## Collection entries
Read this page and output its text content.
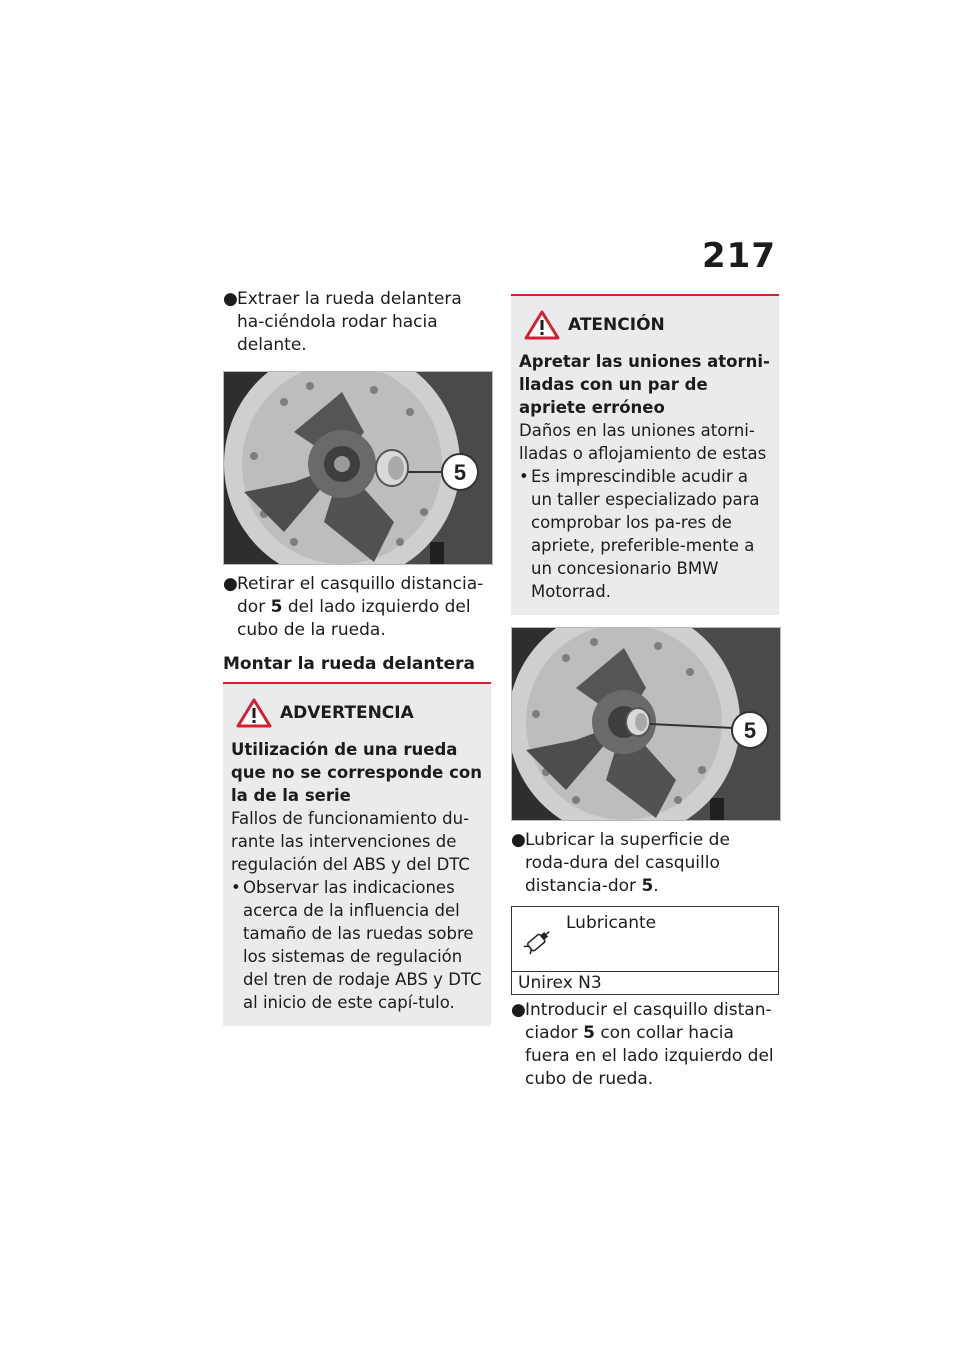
217
● Extraer la rueda delantera ha-ciéndola rodar hacia delante.
5
● Retirar el casquillo distancia-dor 5 del lado izquierdo del cubo de la rueda.
Montar la rueda delantera
ADVERTENCIA
Utilización de una rueda que no se corresponde con la de la serie
Fallos de funcionamiento du-rante las intervenciones de regulación del ABS y del DTC
• Observar las indicaciones acerca de la influencia del tamaño de las ruedas sobre los sistemas de regulación del tren de rodaje ABS y DTC al inicio de este capí-tulo.
ATENCIÓN
Apretar las uniones atorni-lladas con un par de apriete erróneo
Daños en las uniones atorni-lladas o aflojamiento de estas
• Es imprescindible acudir a un taller especializado para comprobar los pa-res de apriete, preferible-mente a un concesionario BMW Motorrad.
5
● Lubricar la superficie de roda-dura del casquillo distancia-dor 5.
Lubricante
Unirex N3
● Introducir el casquillo distan-ciador 5 con collar hacia fuera en el lado izquierdo del cubo de rueda.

## TASK OBJECTIVE
Repeat the listing above exactly, with no pictures.

## OUTPUT FOR THIS TASK
Read this page and output its text content.
217
● Extraer la rueda delantera ha-ciéndola rodar hacia delante.
5
● Retirar el casquillo distancia-dor 5 del lado izquierdo del cubo de la rueda.
Montar la rueda delantera
ADVERTENCIA
Utilización de una rueda que no se corresponde con la de la serie
Fallos de funcionamiento du-rante las intervenciones de regulación del ABS y del DTC
• Observar las indicaciones acerca de la influencia del tamaño de las ruedas sobre los sistemas de regulación del tren de rodaje ABS y DTC al inicio de este capí-tulo.
ATENCIÓN
Apretar las uniones atorni-lladas con un par de apriete erróneo
Daños en las uniones atorni-lladas o aflojamiento de estas
• Es imprescindible acudir a un taller especializado para comprobar los pa-res de apriete, preferible-mente a un concesionario BMW Motorrad.
5
● Lubricar la superficie de roda-dura del casquillo distancia-dor 5.
Lubricante
Unirex N3
● Introducir el casquillo distan-ciador 5 con collar hacia fuera en el lado izquierdo del cubo de rueda.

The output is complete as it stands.